## Instructions to follow
In the material below, find the line with "Parse this screenshot: output"; set down that line and every line after it to the end, exactly, without pictures.

## Dataset content
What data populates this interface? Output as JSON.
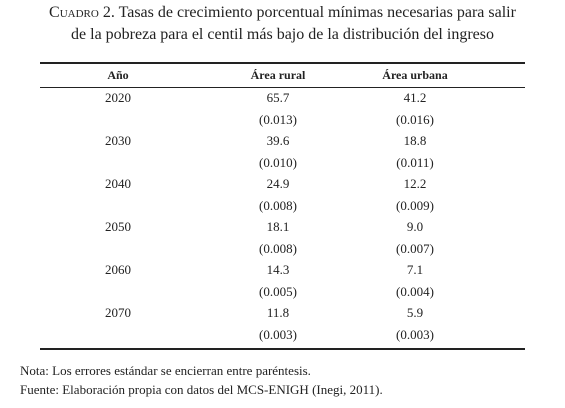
{
  "caption": {
    "label": "Cuadro 2.",
    "lines": [
      "Tasas de crecimiento porcentual mínimas necesarias para salir",
      "de la pobreza para el centil más bajo de la distribución del ingreso"
    ]
  },
  "table": {
    "headers": [
      "Año",
      "Área rural",
      "Área urbana"
    ],
    "rows": [
      {
        "year": "2020",
        "rural": "65.7",
        "urban": "41.2",
        "rural_se": "(0.013)",
        "urban_se": "(0.016)"
      },
      {
        "year": "2030",
        "rural": "39.6",
        "urban": "18.8",
        "rural_se": "(0.010)",
        "urban_se": "(0.011)"
      },
      {
        "year": "2040",
        "rural": "24.9",
        "urban": "12.2",
        "rural_se": "(0.008)",
        "urban_se": "(0.009)"
      },
      {
        "year": "2050",
        "rural": "18.1",
        "urban": "9.0",
        "rural_se": "(0.008)",
        "urban_se": "(0.007)"
      },
      {
        "year": "2060",
        "rural": "14.3",
        "urban": "7.1",
        "rural_se": "(0.005)",
        "urban_se": "(0.004)"
      },
      {
        "year": "2070",
        "rural": "11.8",
        "urban": "5.9",
        "rural_se": "(0.003)",
        "urban_se": "(0.003)"
      }
    ]
  },
  "notes": [
    "Nota: Los errores estándar se encierran entre paréntesis.",
    "Fuente: Elaboración propia con datos del MCS-ENIGH (Inegi, 2011)."
  ]
}
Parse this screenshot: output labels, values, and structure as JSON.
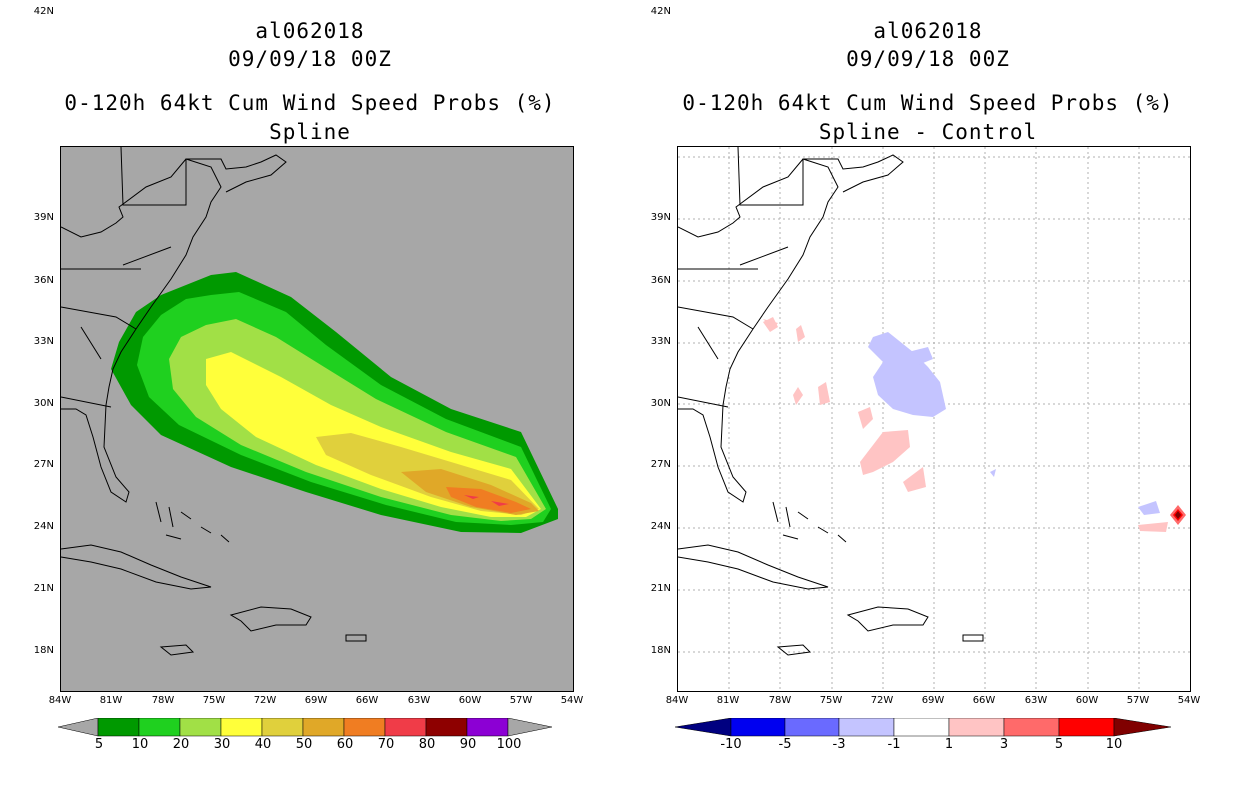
{
  "panels": [
    {
      "storm_id": "al062018",
      "datetime": "09/09/18 00Z",
      "product": "0-120h 64kt Cum Wind Speed Probs (%)",
      "subtitle": "Spline",
      "background": "#a7a7a7",
      "colorbar": {
        "colors": [
          "#a7a7a7",
          "#009900",
          "#1fd01f",
          "#a1e046",
          "#ffff3a",
          "#e0d03c",
          "#e0a828",
          "#f07d22",
          "#f03c48",
          "#8e0000",
          "#8c00d4",
          "#a7a7a7"
        ],
        "labels": [
          "5",
          "10",
          "20",
          "30",
          "40",
          "50",
          "60",
          "70",
          "80",
          "90",
          "100"
        ]
      }
    },
    {
      "storm_id": "al062018",
      "datetime": "09/09/18 00Z",
      "product": "0-120h 64kt Cum Wind Speed Probs (%)",
      "subtitle": "Spline - Control",
      "background": "#ffffff",
      "colorbar": {
        "colors": [
          "#000080",
          "#0000f0",
          "#6a6aff",
          "#c4c4ff",
          "#ffffff",
          "#ffc4c4",
          "#ff6a6a",
          "#ff0000",
          "#800000"
        ],
        "labels": [
          "-10",
          "-5",
          "-3",
          "-1",
          "1",
          "3",
          "5",
          "10"
        ]
      }
    }
  ],
  "lat_labels": [
    "42N",
    "39N",
    "36N",
    "33N",
    "30N",
    "27N",
    "24N",
    "21N",
    "18N"
  ],
  "lon_labels": [
    "84W",
    "81W",
    "78W",
    "75W",
    "72W",
    "69W",
    "66W",
    "63W",
    "60W",
    "57W",
    "54W"
  ]
}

## Output of the exercise
Parse this screenshot: output labels, values, and structure as JSON.
{
  "panels": [
    {
      "storm_id": "al062018",
      "datetime": "09/09/18 00Z",
      "product": "0-120h 64kt Cum Wind Speed Probs (%)",
      "subtitle": "Spline",
      "background": "#a7a7a7",
      "colorbar": {
        "colors": [
          "#a7a7a7",
          "#009900",
          "#1fd01f",
          "#a1e046",
          "#ffff3a",
          "#e0d03c",
          "#e0a828",
          "#f07d22",
          "#f03c48",
          "#8e0000",
          "#8c00d4",
          "#a7a7a7"
        ],
        "labels": [
          "5",
          "10",
          "20",
          "30",
          "40",
          "50",
          "60",
          "70",
          "80",
          "90",
          "100"
        ]
      }
    },
    {
      "storm_id": "al062018",
      "datetime": "09/09/18 00Z",
      "product": "0-120h 64kt Cum Wind Speed Probs (%)",
      "subtitle": "Spline - Control",
      "background": "#ffffff",
      "colorbar": {
        "colors": [
          "#000080",
          "#0000f0",
          "#6a6aff",
          "#c4c4ff",
          "#ffffff",
          "#ffc4c4",
          "#ff6a6a",
          "#ff0000",
          "#800000"
        ],
        "labels": [
          "-10",
          "-5",
          "-3",
          "-1",
          "1",
          "3",
          "5",
          "10"
        ]
      }
    }
  ],
  "lat_labels": [
    "42N",
    "39N",
    "36N",
    "33N",
    "30N",
    "27N",
    "24N",
    "21N",
    "18N"
  ],
  "lon_labels": [
    "84W",
    "81W",
    "78W",
    "75W",
    "72W",
    "69W",
    "66W",
    "63W",
    "60W",
    "57W",
    "54W"
  ]
}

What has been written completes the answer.